#### [Goal of the exercise]
Extract the lines of the entries below starting with the line containing "cell-waist[interactable]: 31 - 33" and going on through the line containing "chevron-down-icon [155,401,173,411]", and reproduce them without any changes.

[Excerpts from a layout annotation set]
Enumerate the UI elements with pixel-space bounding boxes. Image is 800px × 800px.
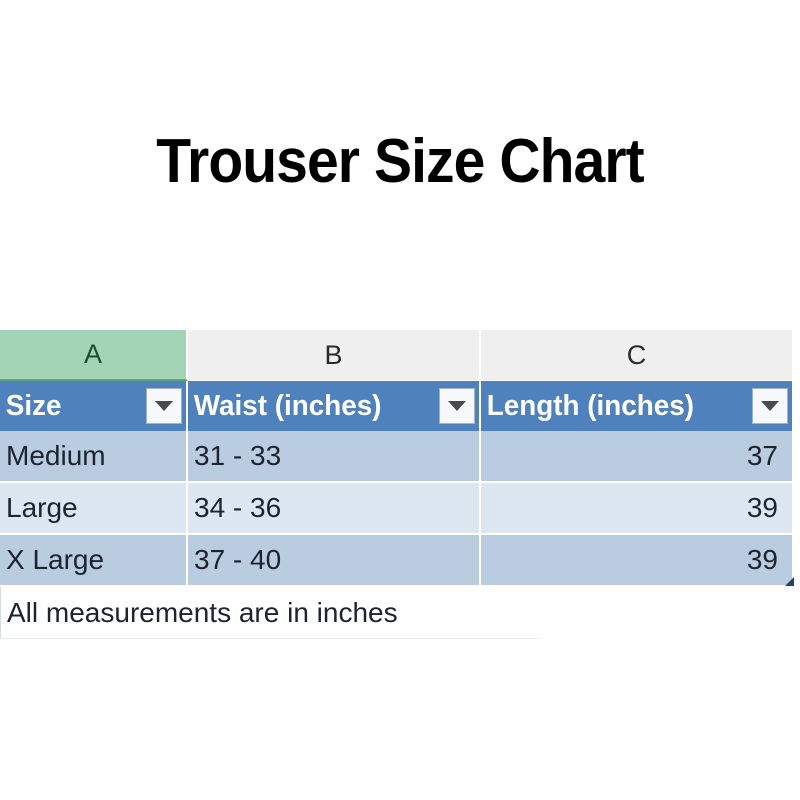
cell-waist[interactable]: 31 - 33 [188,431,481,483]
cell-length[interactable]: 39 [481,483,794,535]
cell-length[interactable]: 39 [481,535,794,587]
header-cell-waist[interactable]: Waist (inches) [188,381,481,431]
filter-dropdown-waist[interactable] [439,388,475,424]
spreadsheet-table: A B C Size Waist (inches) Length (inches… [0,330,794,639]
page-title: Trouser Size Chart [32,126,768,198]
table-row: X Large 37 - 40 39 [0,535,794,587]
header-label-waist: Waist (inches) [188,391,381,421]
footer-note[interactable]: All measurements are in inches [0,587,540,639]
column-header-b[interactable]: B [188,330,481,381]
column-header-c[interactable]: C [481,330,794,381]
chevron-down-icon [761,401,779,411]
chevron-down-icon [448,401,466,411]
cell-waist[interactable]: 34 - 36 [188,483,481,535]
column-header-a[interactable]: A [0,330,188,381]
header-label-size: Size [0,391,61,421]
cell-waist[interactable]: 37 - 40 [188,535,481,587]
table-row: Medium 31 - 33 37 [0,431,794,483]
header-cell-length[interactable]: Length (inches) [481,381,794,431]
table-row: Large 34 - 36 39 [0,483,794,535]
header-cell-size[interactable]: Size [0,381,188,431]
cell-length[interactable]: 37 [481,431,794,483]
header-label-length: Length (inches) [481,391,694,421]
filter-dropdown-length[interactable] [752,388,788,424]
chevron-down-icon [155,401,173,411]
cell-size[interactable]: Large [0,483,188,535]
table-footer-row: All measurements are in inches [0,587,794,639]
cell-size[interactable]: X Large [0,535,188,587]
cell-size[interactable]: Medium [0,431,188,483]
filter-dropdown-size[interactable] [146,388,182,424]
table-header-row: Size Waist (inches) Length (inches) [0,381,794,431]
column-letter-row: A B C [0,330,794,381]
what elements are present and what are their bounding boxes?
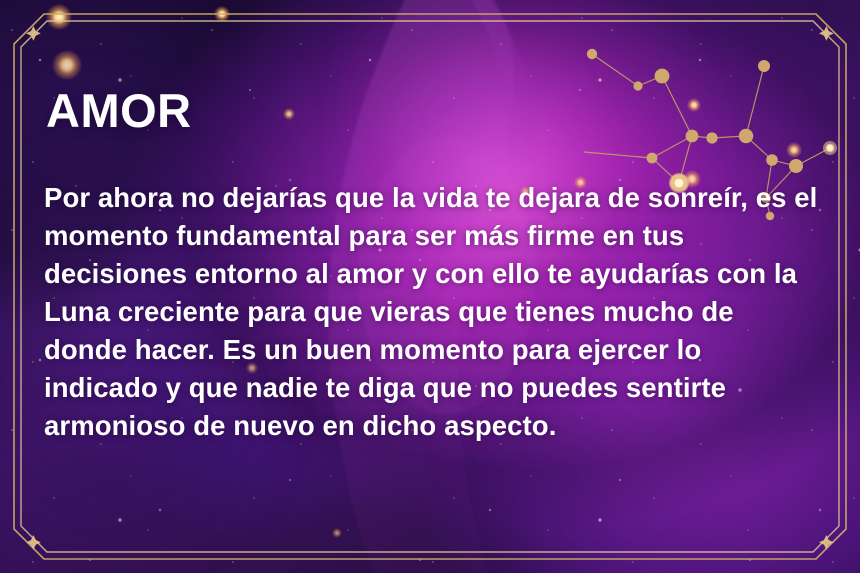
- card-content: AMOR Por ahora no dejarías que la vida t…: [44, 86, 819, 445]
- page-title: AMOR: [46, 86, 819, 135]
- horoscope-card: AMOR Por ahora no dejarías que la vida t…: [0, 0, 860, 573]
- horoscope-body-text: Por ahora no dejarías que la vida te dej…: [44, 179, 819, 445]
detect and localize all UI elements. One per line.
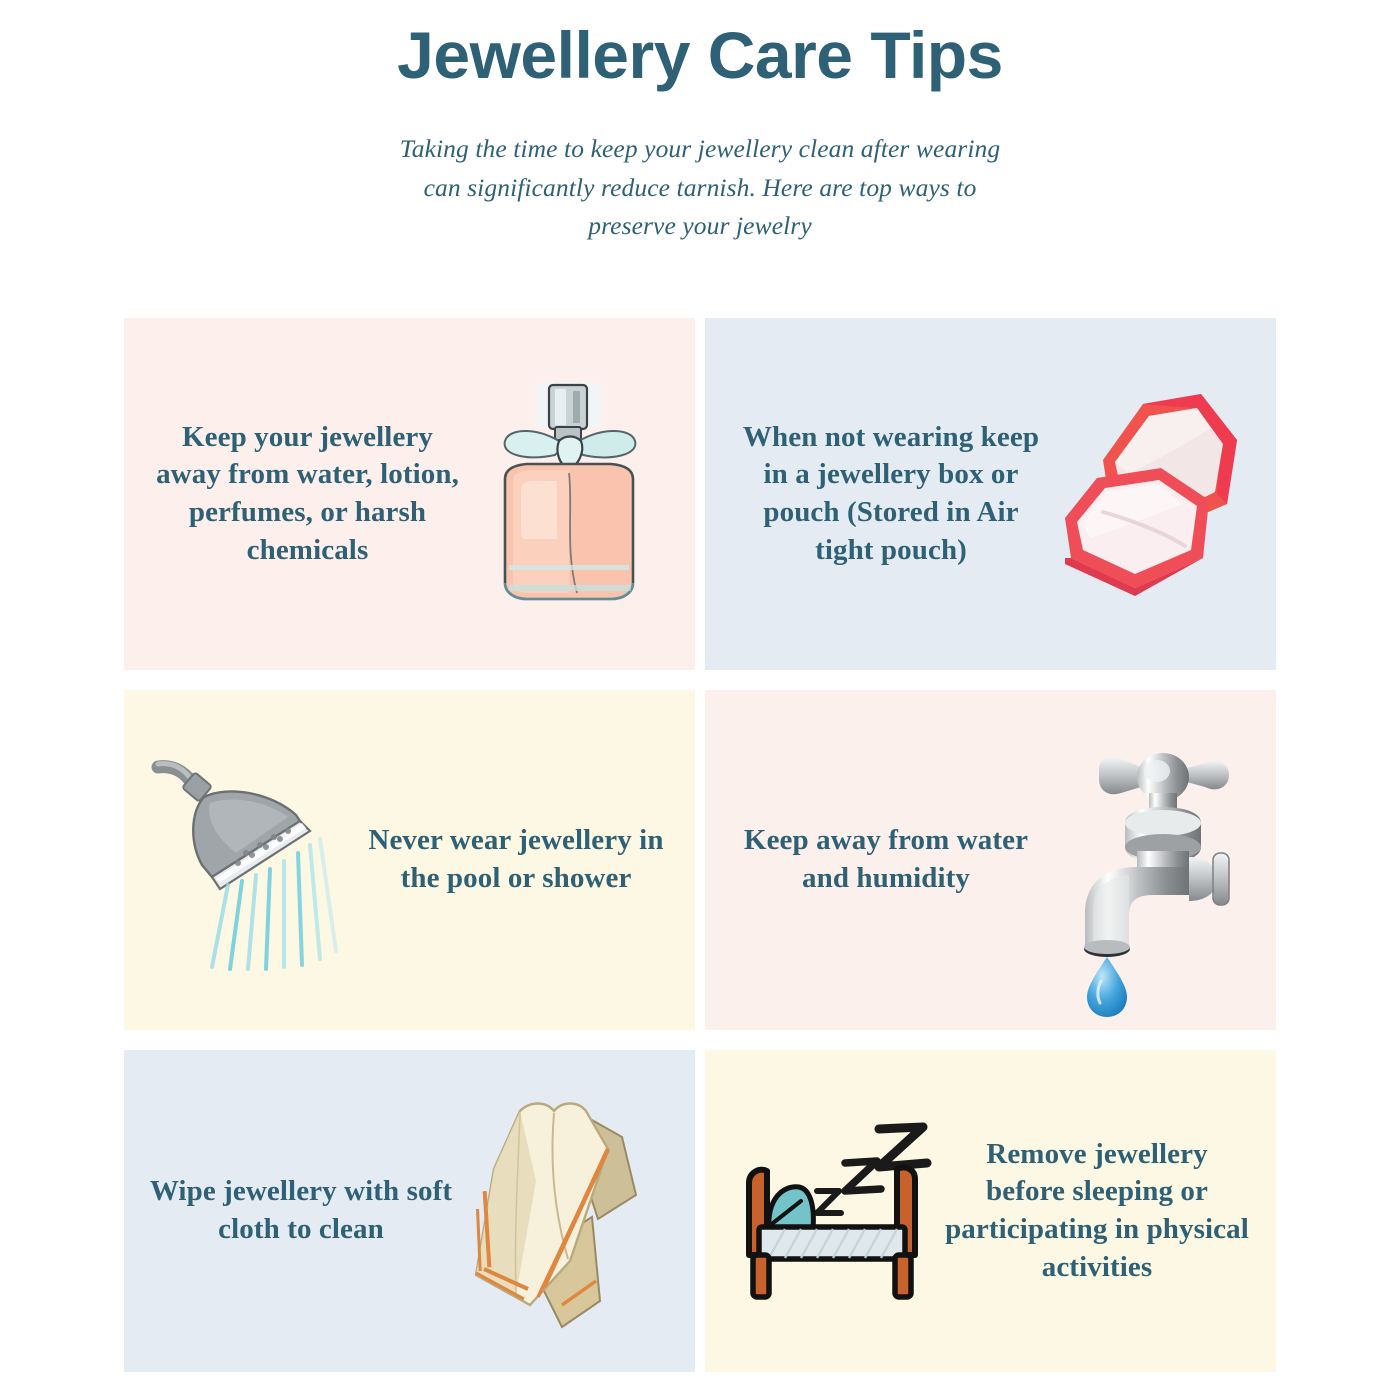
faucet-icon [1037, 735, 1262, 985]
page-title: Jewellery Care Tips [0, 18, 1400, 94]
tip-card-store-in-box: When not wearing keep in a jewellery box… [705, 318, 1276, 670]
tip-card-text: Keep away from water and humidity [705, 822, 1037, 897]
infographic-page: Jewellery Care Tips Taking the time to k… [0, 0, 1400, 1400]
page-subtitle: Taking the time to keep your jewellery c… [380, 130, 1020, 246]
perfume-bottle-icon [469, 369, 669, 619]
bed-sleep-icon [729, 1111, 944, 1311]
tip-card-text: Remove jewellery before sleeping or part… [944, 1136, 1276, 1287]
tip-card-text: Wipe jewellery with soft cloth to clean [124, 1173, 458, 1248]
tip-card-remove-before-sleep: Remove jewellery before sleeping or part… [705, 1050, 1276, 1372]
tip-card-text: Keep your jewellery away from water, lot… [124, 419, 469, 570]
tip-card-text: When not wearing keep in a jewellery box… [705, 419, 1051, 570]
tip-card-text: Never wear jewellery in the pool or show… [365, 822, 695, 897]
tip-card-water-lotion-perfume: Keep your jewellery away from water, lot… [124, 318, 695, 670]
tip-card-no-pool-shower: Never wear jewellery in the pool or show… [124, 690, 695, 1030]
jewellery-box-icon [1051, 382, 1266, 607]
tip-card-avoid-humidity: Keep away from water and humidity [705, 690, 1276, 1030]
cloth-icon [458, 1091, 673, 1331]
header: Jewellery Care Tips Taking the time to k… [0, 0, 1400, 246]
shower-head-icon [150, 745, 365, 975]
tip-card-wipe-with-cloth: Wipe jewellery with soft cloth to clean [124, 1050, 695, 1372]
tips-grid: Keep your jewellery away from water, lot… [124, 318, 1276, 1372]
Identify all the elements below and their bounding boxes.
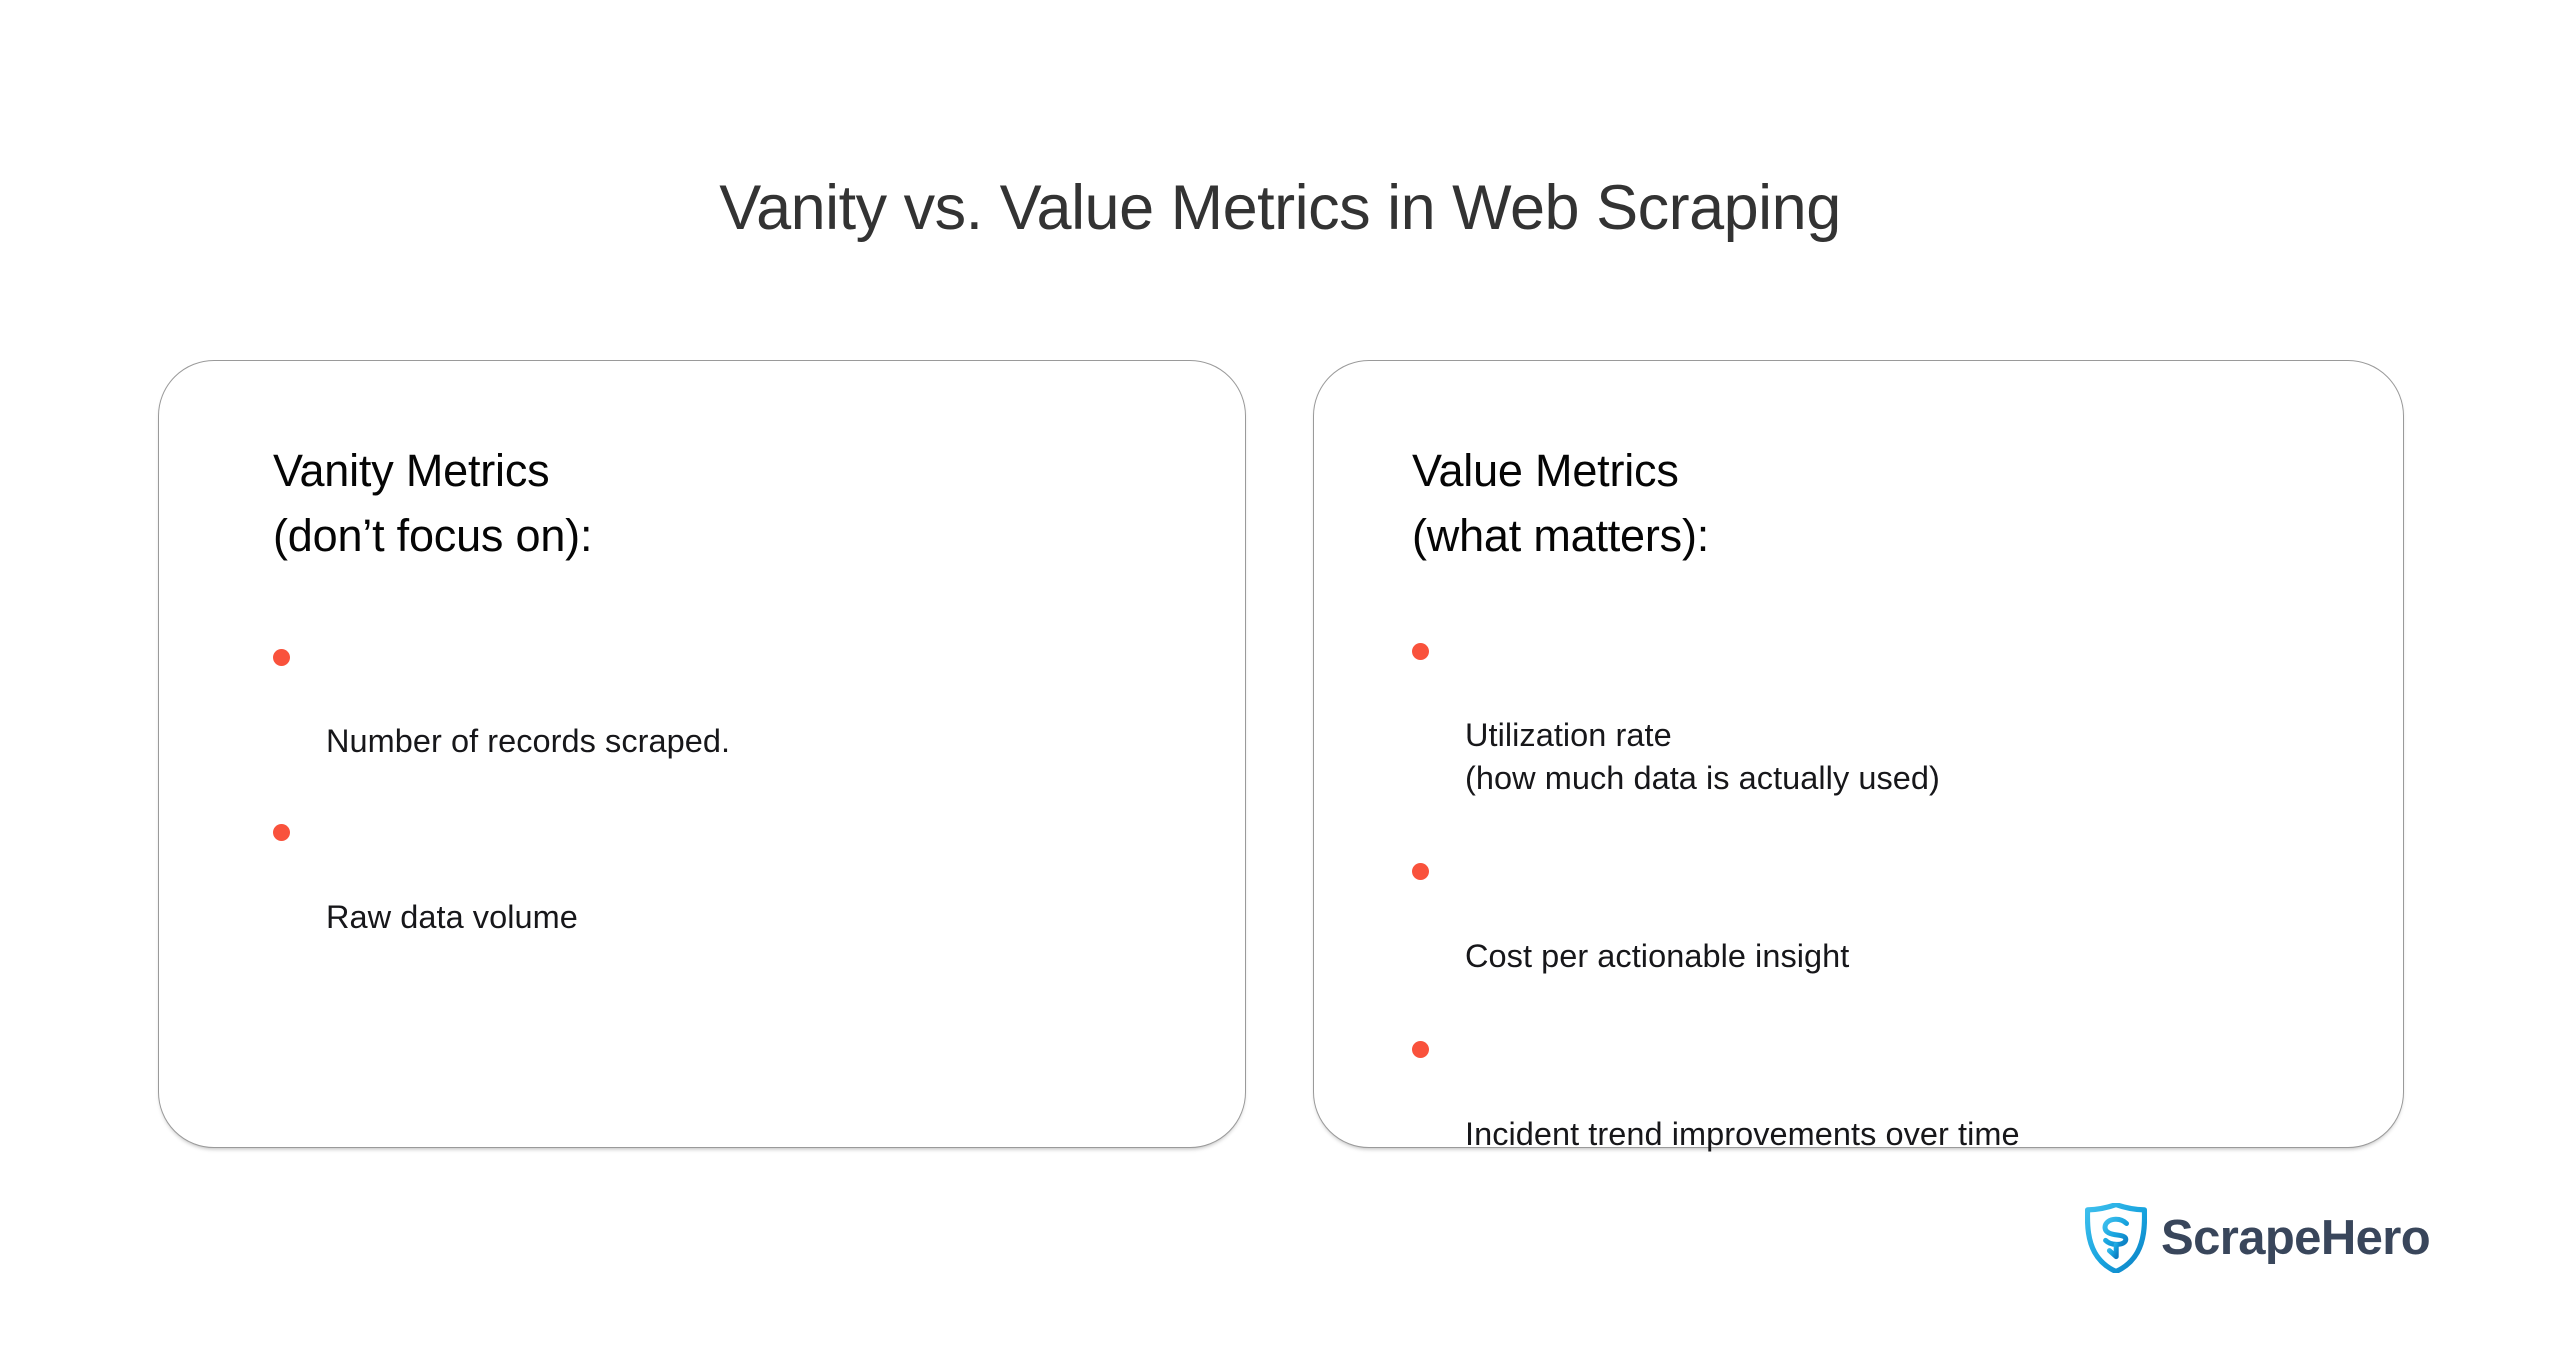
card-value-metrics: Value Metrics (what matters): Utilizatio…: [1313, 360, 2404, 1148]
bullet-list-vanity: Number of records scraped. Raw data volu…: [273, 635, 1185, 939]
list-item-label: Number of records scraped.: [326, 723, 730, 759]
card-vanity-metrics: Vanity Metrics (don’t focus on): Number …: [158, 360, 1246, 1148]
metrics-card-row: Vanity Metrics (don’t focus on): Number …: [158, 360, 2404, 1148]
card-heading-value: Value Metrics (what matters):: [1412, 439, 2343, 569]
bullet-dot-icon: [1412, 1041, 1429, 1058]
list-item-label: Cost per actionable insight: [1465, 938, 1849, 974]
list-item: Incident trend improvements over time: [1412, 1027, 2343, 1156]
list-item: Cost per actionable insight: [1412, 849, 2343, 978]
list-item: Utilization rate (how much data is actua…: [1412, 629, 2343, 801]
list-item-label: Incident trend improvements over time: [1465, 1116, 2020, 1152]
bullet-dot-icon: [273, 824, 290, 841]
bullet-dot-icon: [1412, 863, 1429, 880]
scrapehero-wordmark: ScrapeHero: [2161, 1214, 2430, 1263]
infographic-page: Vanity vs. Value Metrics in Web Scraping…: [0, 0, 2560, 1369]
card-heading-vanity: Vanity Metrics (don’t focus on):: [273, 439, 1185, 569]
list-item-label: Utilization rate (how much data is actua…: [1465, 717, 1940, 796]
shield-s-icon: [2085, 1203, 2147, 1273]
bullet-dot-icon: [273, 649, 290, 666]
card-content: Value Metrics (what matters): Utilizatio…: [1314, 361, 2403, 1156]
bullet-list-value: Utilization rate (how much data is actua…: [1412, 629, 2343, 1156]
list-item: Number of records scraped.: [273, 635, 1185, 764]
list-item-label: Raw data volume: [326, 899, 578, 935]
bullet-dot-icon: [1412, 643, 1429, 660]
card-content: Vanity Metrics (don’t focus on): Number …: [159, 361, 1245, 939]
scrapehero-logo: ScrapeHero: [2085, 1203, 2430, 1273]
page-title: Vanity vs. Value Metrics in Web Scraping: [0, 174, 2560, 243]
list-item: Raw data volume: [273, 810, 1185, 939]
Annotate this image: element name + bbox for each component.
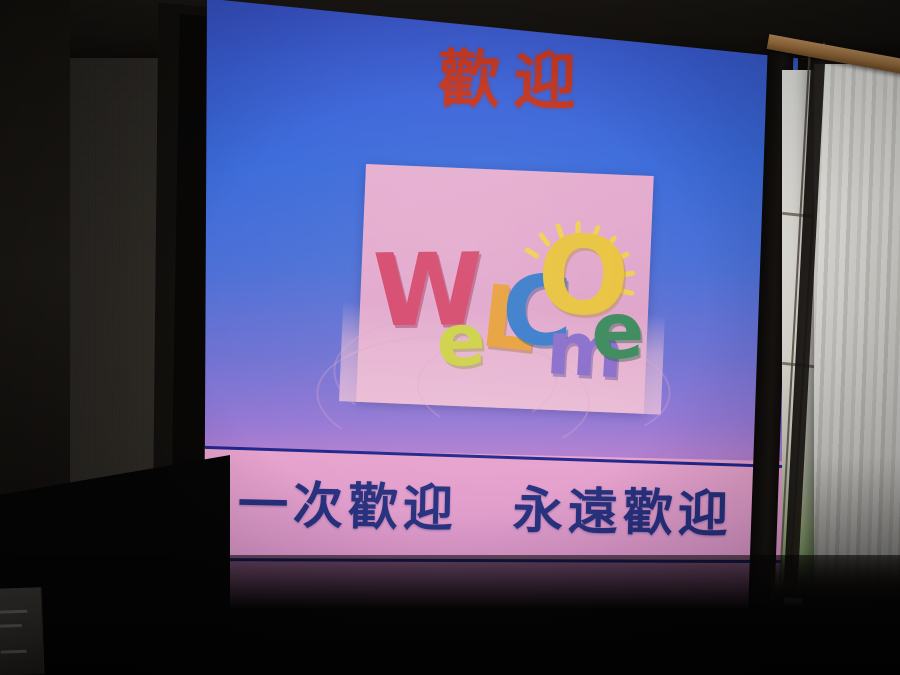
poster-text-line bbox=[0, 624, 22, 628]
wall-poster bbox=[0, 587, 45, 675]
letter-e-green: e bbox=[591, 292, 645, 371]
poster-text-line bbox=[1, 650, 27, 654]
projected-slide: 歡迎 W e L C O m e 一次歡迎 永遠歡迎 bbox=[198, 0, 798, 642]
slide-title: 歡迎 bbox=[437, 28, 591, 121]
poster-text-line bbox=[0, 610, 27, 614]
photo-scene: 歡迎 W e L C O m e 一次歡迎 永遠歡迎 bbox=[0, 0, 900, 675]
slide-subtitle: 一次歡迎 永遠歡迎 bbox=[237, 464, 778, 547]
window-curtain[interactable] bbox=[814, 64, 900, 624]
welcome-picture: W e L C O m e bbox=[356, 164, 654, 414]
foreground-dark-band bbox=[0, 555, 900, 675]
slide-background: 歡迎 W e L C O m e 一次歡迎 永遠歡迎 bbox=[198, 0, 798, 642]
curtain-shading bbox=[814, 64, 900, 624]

#### [Exercise output]
cell-waist[interactable]: 31 - 33 [188,431,481,483]
cell-length[interactable]: 39 [481,483,794,535]
cell-length[interactable]: 39 [481,535,794,587]
header-cell-waist[interactable]: Waist (inches) [188,381,481,431]
filter-dropdown-waist[interactable] [439,388,475,424]
spreadsheet-table: A B C Size Waist (inches) Length (inches… [0,330,794,639]
page-title: Trouser Size Chart [32,126,768,198]
table-row: X Large 37 - 40 39 [0,535,794,587]
header-label-waist: Waist (inches) [188,391,381,421]
footer-note[interactable]: All measurements are in inches [0,587,540,639]
column-header-b[interactable]: B [188,330,481,381]
column-header-c[interactable]: C [481,330,794,381]
chevron-down-icon [761,401,779,411]
chevron-down-icon [448,401,466,411]
cell-waist[interactable]: 34 - 36 [188,483,481,535]
column-header-a[interactable]: A [0,330,188,381]
header-label-size: Size [0,391,61,421]
cell-waist[interactable]: 37 - 40 [188,535,481,587]
table-row: Medium 31 - 33 37 [0,431,794,483]
header-cell-length[interactable]: Length (inches) [481,381,794,431]
table-row: Large 34 - 36 39 [0,483,794,535]
header-cell-size[interactable]: Size [0,381,188,431]
cell-length[interactable]: 37 [481,431,794,483]
header-label-length: Length (inches) [481,391,694,421]
filter-dropdown-length[interactable] [752,388,788,424]
chevron-down-icon [155,401,173,411]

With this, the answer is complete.